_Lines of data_
⁂

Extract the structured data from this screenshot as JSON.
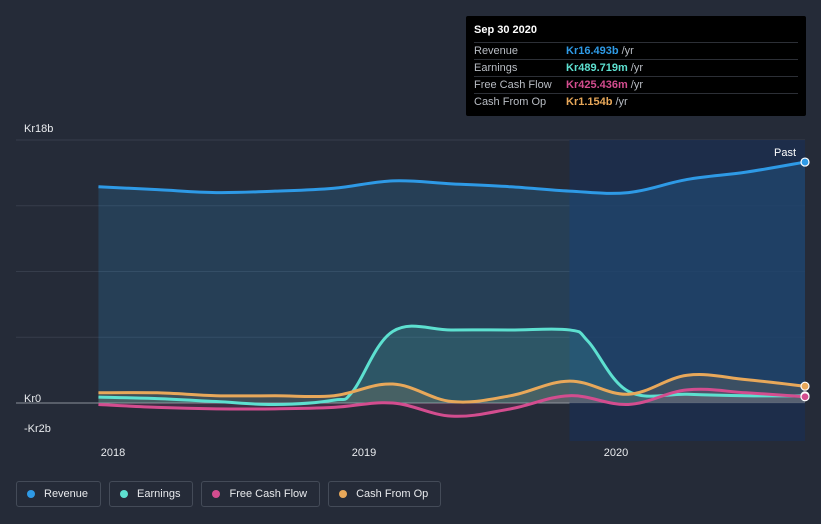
{
  "tooltip": {
    "date": "Sep 30 2020",
    "rows": [
      {
        "name": "Revenue",
        "value": "Kr16.493b",
        "unit": "/yr",
        "color": "#2e9ae6"
      },
      {
        "name": "Earnings",
        "value": "Kr489.719m",
        "unit": "/yr",
        "color": "#5de0d0"
      },
      {
        "name": "Free Cash Flow",
        "value": "Kr425.436m",
        "unit": "/yr",
        "color": "#d34d8f"
      },
      {
        "name": "Cash From Op",
        "value": "Kr1.154b",
        "unit": "/yr",
        "color": "#e8a85a"
      }
    ]
  },
  "past_label": "Past",
  "legend": [
    {
      "name": "Revenue",
      "color": "#2e9ae6"
    },
    {
      "name": "Earnings",
      "color": "#5de0d0"
    },
    {
      "name": "Free Cash Flow",
      "color": "#d34d8f"
    },
    {
      "name": "Cash From Op",
      "color": "#e8a85a"
    }
  ],
  "chart_data": {
    "type": "area",
    "y_tick_labels": [
      "Kr18b",
      "Kr0",
      "-Kr2b"
    ],
    "y_ticks": [
      18,
      0,
      -2
    ],
    "x_tick_labels": [
      "2018",
      "2019",
      "2020"
    ],
    "x_ticks": [
      2018.0,
      2019.0,
      2020.0
    ],
    "ylim": [
      -2.6,
      18
    ],
    "xlim": [
      2017.4,
      2020.75
    ],
    "past_start": 2019.75,
    "grid": true,
    "legend_position": "bottom",
    "series": [
      {
        "name": "Revenue",
        "color": "#2e9ae6",
        "fill": true,
        "x": [
          2017.75,
          2018.0,
          2018.25,
          2018.5,
          2018.75,
          2019.0,
          2019.25,
          2019.5,
          2019.75,
          2020.0,
          2020.25,
          2020.5,
          2020.75
        ],
        "y": [
          14.8,
          14.6,
          14.4,
          14.5,
          14.7,
          15.2,
          15.0,
          14.8,
          14.5,
          14.4,
          15.3,
          15.8,
          16.49
        ]
      },
      {
        "name": "Earnings",
        "color": "#5de0d0",
        "fill": true,
        "x": [
          2017.75,
          2018.0,
          2018.25,
          2018.5,
          2018.75,
          2018.83,
          2019.0,
          2019.25,
          2019.5,
          2019.75,
          2019.83,
          2020.0,
          2020.25,
          2020.5,
          2020.75
        ],
        "y": [
          0.4,
          0.3,
          0.1,
          -0.1,
          0.2,
          0.8,
          4.9,
          5.0,
          5.0,
          5.0,
          4.2,
          0.8,
          0.6,
          0.5,
          0.49
        ]
      },
      {
        "name": "Free Cash Flow",
        "color": "#d34d8f",
        "fill": true,
        "x": [
          2017.75,
          2018.0,
          2018.25,
          2018.5,
          2018.75,
          2019.0,
          2019.25,
          2019.5,
          2019.75,
          2020.0,
          2020.25,
          2020.5,
          2020.75
        ],
        "y": [
          -0.1,
          -0.3,
          -0.4,
          -0.4,
          -0.3,
          0.0,
          -0.9,
          -0.4,
          0.5,
          -0.1,
          0.9,
          0.7,
          0.43
        ]
      },
      {
        "name": "Cash From Op",
        "color": "#e8a85a",
        "fill": true,
        "x": [
          2017.75,
          2018.0,
          2018.25,
          2018.5,
          2018.75,
          2019.0,
          2019.25,
          2019.5,
          2019.75,
          2020.0,
          2020.25,
          2020.5,
          2020.75
        ],
        "y": [
          0.7,
          0.7,
          0.5,
          0.5,
          0.5,
          1.3,
          0.1,
          0.5,
          1.5,
          0.6,
          1.9,
          1.6,
          1.15
        ]
      }
    ]
  }
}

⁂

_WHAT THE EXERCISE ASKS_
Restate the data above word for word. Skip every picture.

_EXERCISE OUTPUT_
Extract the structured data from this screenshot as JSON.
{
  "tooltip": {
    "date": "Sep 30 2020",
    "rows": [
      {
        "name": "Revenue",
        "value": "Kr16.493b",
        "unit": "/yr",
        "color": "#2e9ae6"
      },
      {
        "name": "Earnings",
        "value": "Kr489.719m",
        "unit": "/yr",
        "color": "#5de0d0"
      },
      {
        "name": "Free Cash Flow",
        "value": "Kr425.436m",
        "unit": "/yr",
        "color": "#d34d8f"
      },
      {
        "name": "Cash From Op",
        "value": "Kr1.154b",
        "unit": "/yr",
        "color": "#e8a85a"
      }
    ]
  },
  "past_label": "Past",
  "legend": [
    {
      "name": "Revenue",
      "color": "#2e9ae6"
    },
    {
      "name": "Earnings",
      "color": "#5de0d0"
    },
    {
      "name": "Free Cash Flow",
      "color": "#d34d8f"
    },
    {
      "name": "Cash From Op",
      "color": "#e8a85a"
    }
  ],
  "chart_data": {
    "type": "area",
    "y_tick_labels": [
      "Kr18b",
      "Kr0",
      "-Kr2b"
    ],
    "y_ticks": [
      18,
      0,
      -2
    ],
    "x_tick_labels": [
      "2018",
      "2019",
      "2020"
    ],
    "x_ticks": [
      2018.0,
      2019.0,
      2020.0
    ],
    "ylim": [
      -2.6,
      18
    ],
    "xlim": [
      2017.4,
      2020.75
    ],
    "past_start": 2019.75,
    "grid": true,
    "legend_position": "bottom",
    "series": [
      {
        "name": "Revenue",
        "color": "#2e9ae6",
        "fill": true,
        "x": [
          2017.75,
          2018.0,
          2018.25,
          2018.5,
          2018.75,
          2019.0,
          2019.25,
          2019.5,
          2019.75,
          2020.0,
          2020.25,
          2020.5,
          2020.75
        ],
        "y": [
          14.8,
          14.6,
          14.4,
          14.5,
          14.7,
          15.2,
          15.0,
          14.8,
          14.5,
          14.4,
          15.3,
          15.8,
          16.49
        ]
      },
      {
        "name": "Earnings",
        "color": "#5de0d0",
        "fill": true,
        "x": [
          2017.75,
          2018.0,
          2018.25,
          2018.5,
          2018.75,
          2018.83,
          2019.0,
          2019.25,
          2019.5,
          2019.75,
          2019.83,
          2020.0,
          2020.25,
          2020.5,
          2020.75
        ],
        "y": [
          0.4,
          0.3,
          0.1,
          -0.1,
          0.2,
          0.8,
          4.9,
          5.0,
          5.0,
          5.0,
          4.2,
          0.8,
          0.6,
          0.5,
          0.49
        ]
      },
      {
        "name": "Free Cash Flow",
        "color": "#d34d8f",
        "fill": true,
        "x": [
          2017.75,
          2018.0,
          2018.25,
          2018.5,
          2018.75,
          2019.0,
          2019.25,
          2019.5,
          2019.75,
          2020.0,
          2020.25,
          2020.5,
          2020.75
        ],
        "y": [
          -0.1,
          -0.3,
          -0.4,
          -0.4,
          -0.3,
          0.0,
          -0.9,
          -0.4,
          0.5,
          -0.1,
          0.9,
          0.7,
          0.43
        ]
      },
      {
        "name": "Cash From Op",
        "color": "#e8a85a",
        "fill": true,
        "x": [
          2017.75,
          2018.0,
          2018.25,
          2018.5,
          2018.75,
          2019.0,
          2019.25,
          2019.5,
          2019.75,
          2020.0,
          2020.25,
          2020.5,
          2020.75
        ],
        "y": [
          0.7,
          0.7,
          0.5,
          0.5,
          0.5,
          1.3,
          0.1,
          0.5,
          1.5,
          0.6,
          1.9,
          1.6,
          1.15
        ]
      }
    ]
  }
}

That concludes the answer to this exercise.